▶ [ENTRIES SHOWN]:

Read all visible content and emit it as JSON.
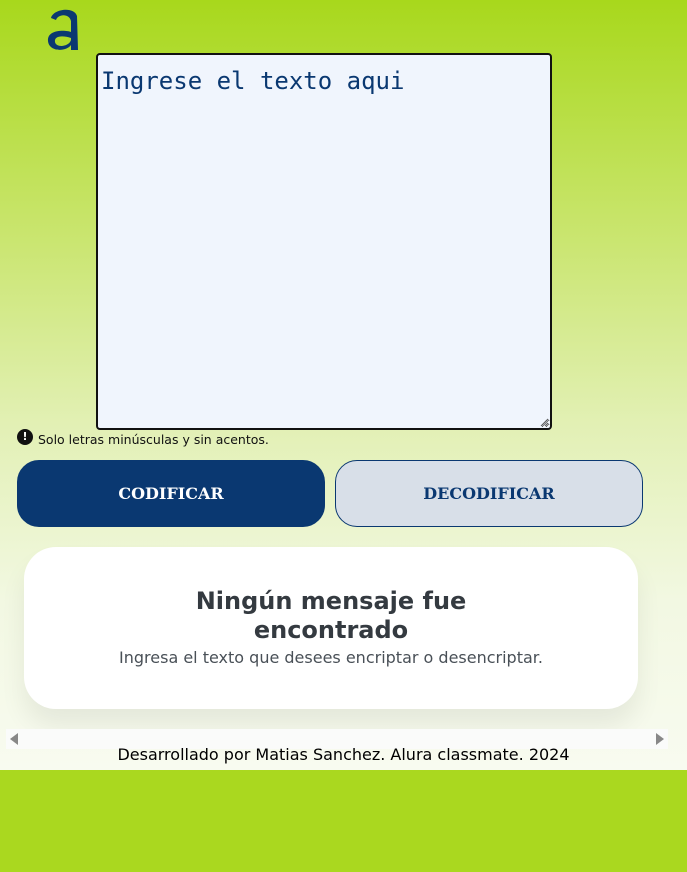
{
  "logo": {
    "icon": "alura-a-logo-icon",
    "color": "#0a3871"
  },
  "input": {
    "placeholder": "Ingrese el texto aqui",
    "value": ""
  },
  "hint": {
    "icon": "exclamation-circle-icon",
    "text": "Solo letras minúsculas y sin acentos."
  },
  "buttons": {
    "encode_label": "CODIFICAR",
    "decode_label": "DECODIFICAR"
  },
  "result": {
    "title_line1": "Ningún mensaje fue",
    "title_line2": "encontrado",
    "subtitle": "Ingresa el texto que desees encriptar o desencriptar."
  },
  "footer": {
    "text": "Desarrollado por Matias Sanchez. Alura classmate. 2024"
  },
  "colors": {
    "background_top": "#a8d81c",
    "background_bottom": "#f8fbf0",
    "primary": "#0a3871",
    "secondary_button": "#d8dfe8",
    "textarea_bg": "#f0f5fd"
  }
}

▶ [WORK INSTRUCTIONS]: Return the entries unchanged, save for the pictures, which do not belong in the copy.

▶ [THE ANSWER]:
Read all visible content and emit it as JSON.
{
  "logo": {
    "icon": "alura-a-logo-icon",
    "color": "#0a3871"
  },
  "input": {
    "placeholder": "Ingrese el texto aqui",
    "value": ""
  },
  "hint": {
    "icon": "exclamation-circle-icon",
    "text": "Solo letras minúsculas y sin acentos."
  },
  "buttons": {
    "encode_label": "CODIFICAR",
    "decode_label": "DECODIFICAR"
  },
  "result": {
    "title_line1": "Ningún mensaje fue",
    "title_line2": "encontrado",
    "subtitle": "Ingresa el texto que desees encriptar o desencriptar."
  },
  "footer": {
    "text": "Desarrollado por Matias Sanchez. Alura classmate. 2024"
  },
  "colors": {
    "background_top": "#a8d81c",
    "background_bottom": "#f8fbf0",
    "primary": "#0a3871",
    "secondary_button": "#d8dfe8",
    "textarea_bg": "#f0f5fd"
  }
}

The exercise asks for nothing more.